**What needs to be done**
Each record is to be transcribed exactly.

**The records**
>> Start

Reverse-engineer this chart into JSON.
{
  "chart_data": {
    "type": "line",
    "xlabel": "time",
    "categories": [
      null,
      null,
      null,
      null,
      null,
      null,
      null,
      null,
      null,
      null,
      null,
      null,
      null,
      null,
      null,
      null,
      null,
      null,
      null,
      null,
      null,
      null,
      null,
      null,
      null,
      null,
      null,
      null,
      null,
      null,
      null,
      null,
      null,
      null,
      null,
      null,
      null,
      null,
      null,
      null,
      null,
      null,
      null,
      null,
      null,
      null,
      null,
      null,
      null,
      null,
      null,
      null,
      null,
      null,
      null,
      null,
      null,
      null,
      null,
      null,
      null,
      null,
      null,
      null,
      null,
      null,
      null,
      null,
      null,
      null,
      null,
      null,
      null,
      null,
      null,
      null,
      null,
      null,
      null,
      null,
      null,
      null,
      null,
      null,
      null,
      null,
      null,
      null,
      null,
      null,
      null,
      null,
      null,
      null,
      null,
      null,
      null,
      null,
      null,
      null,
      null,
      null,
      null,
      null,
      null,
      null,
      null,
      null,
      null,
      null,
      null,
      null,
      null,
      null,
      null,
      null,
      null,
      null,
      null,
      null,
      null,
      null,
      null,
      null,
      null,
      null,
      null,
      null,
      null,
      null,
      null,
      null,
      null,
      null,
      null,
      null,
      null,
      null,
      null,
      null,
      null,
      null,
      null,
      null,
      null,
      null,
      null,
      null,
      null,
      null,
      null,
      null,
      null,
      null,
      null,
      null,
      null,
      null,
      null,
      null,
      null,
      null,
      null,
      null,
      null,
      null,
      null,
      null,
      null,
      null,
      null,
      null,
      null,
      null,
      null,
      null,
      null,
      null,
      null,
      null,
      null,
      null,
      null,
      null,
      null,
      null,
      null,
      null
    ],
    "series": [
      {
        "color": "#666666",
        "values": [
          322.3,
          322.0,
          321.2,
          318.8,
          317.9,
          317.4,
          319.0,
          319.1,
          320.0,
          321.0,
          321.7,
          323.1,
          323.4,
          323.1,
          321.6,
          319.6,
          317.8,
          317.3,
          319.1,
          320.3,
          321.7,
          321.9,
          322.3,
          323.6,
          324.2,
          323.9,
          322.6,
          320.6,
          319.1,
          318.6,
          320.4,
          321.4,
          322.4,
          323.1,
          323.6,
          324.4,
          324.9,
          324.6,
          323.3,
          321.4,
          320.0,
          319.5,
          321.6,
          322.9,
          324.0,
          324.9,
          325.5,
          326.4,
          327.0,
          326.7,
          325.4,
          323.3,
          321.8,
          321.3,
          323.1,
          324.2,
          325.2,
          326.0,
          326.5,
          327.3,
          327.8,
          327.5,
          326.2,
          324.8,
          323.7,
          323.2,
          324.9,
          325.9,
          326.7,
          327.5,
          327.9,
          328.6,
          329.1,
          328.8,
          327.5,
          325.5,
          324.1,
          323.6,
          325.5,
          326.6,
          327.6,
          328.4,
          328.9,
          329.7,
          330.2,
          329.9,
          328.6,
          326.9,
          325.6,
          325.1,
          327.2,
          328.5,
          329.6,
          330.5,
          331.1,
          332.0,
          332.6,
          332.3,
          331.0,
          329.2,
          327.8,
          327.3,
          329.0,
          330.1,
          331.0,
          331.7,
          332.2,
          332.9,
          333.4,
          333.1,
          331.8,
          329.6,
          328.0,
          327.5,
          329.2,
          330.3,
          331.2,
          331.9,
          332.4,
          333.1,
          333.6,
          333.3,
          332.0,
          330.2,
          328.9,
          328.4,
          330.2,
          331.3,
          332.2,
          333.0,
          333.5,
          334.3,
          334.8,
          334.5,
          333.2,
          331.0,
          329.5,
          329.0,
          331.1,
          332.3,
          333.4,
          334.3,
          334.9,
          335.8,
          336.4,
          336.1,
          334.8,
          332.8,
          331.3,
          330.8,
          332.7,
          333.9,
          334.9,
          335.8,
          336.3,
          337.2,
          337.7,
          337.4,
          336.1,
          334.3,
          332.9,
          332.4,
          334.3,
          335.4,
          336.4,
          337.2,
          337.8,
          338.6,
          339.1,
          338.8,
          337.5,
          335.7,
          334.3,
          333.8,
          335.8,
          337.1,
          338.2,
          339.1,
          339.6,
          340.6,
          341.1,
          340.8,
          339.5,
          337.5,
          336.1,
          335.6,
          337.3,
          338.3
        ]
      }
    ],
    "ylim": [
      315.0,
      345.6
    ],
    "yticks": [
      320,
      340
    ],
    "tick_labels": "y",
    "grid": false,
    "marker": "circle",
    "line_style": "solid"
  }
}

>> End

**Correct output**
Reverse-engineer this chart into JSON.
{
  "chart_data": {
    "type": "line",
    "xlabel": "time",
    "categories": [
      null,
      null,
      null,
      null,
      null,
      null,
      null,
      null,
      null,
      null,
      null,
      null,
      null,
      null,
      null,
      null,
      null,
      null,
      null,
      null,
      null,
      null,
      null,
      null,
      null,
      null,
      null,
      null,
      null,
      null,
      null,
      null,
      null,
      null,
      null,
      null,
      null,
      null,
      null,
      null,
      null,
      null,
      null,
      null,
      null,
      null,
      null,
      null,
      null,
      null,
      null,
      null,
      null,
      null,
      null,
      null,
      null,
      null,
      null,
      null,
      null,
      null,
      null,
      null,
      null,
      null,
      null,
      null,
      null,
      null,
      null,
      null,
      null,
      null,
      null,
      null,
      null,
      null,
      null,
      null,
      null,
      null,
      null,
      null,
      null,
      null,
      null,
      null,
      null,
      null,
      null,
      null,
      null,
      null,
      null,
      null,
      null,
      null,
      null,
      null,
      null,
      null,
      null,
      null,
      null,
      null,
      null,
      null,
      null,
      null,
      null,
      null,
      null,
      null,
      null,
      null,
      null,
      null,
      null,
      null,
      null,
      null,
      null,
      null,
      null,
      null,
      null,
      null,
      null,
      null,
      null,
      null,
      null,
      null,
      null,
      null,
      null,
      null,
      null,
      null,
      null,
      null,
      null,
      null,
      null,
      null,
      null,
      null,
      null,
      null,
      null,
      null,
      null,
      null,
      null,
      null,
      null,
      null,
      null,
      null,
      null,
      null,
      null,
      null,
      null,
      null,
      null,
      null,
      null,
      null,
      null,
      null,
      null,
      null,
      null,
      null,
      null,
      null,
      null,
      null,
      null,
      null,
      null,
      null,
      null,
      null,
      null,
      null
    ],
    "series": [
      {
        "color": "#666666",
        "values": [
          322.3,
          322.0,
          321.2,
          318.8,
          317.9,
          317.4,
          319.0,
          319.1,
          320.0,
          321.0,
          321.7,
          323.1,
          323.4,
          323.1,
          321.6,
          319.6,
          317.8,
          317.3,
          319.1,
          320.3,
          321.7,
          321.9,
          322.3,
          323.6,
          324.2,
          323.9,
          322.6,
          320.6,
          319.1,
          318.6,
          320.4,
          321.4,
          322.4,
          323.1,
          323.6,
          324.4,
          324.9,
          324.6,
          323.3,
          321.4,
          320.0,
          319.5,
          321.6,
          322.9,
          324.0,
          324.9,
          325.5,
          326.4,
          327.0,
          326.7,
          325.4,
          323.3,
          321.8,
          321.3,
          323.1,
          324.2,
          325.2,
          326.0,
          326.5,
          327.3,
          327.8,
          327.5,
          326.2,
          324.8,
          323.7,
          323.2,
          324.9,
          325.9,
          326.7,
          327.5,
          327.9,
          328.6,
          329.1,
          328.8,
          327.5,
          325.5,
          324.1,
          323.6,
          325.5,
          326.6,
          327.6,
          328.4,
          328.9,
          329.7,
          330.2,
          329.9,
          328.6,
          326.9,
          325.6,
          325.1,
          327.2,
          328.5,
          329.6,
          330.5,
          331.1,
          332.0,
          332.6,
          332.3,
          331.0,
          329.2,
          327.8,
          327.3,
          329.0,
          330.1,
          331.0,
          331.7,
          332.2,
          332.9,
          333.4,
          333.1,
          331.8,
          329.6,
          328.0,
          327.5,
          329.2,
          330.3,
          331.2,
          331.9,
          332.4,
          333.1,
          333.6,
          333.3,
          332.0,
          330.2,
          328.9,
          328.4,
          330.2,
          331.3,
          332.2,
          333.0,
          333.5,
          334.3,
          334.8,
          334.5,
          333.2,
          331.0,
          329.5,
          329.0,
          331.1,
          332.3,
          333.4,
          334.3,
          334.9,
          335.8,
          336.4,
          336.1,
          334.8,
          332.8,
          331.3,
          330.8,
          332.7,
          333.9,
          334.9,
          335.8,
          336.3,
          337.2,
          337.7,
          337.4,
          336.1,
          334.3,
          332.9,
          332.4,
          334.3,
          335.4,
          336.4,
          337.2,
          337.8,
          338.6,
          339.1,
          338.8,
          337.5,
          335.7,
          334.3,
          333.8,
          335.8,
          337.1,
          338.2,
          339.1,
          339.6,
          340.6,
          341.1,
          340.8,
          339.5,
          337.5,
          336.1,
          335.6,
          337.3,
          338.3
        ]
      }
    ],
    "ylim": [
      315.0,
      345.6
    ],
    "yticks": [
      320,
      340
    ],
    "tick_labels": "y",
    "grid": false,
    "marker": "circle",
    "line_style": "solid"
  }
}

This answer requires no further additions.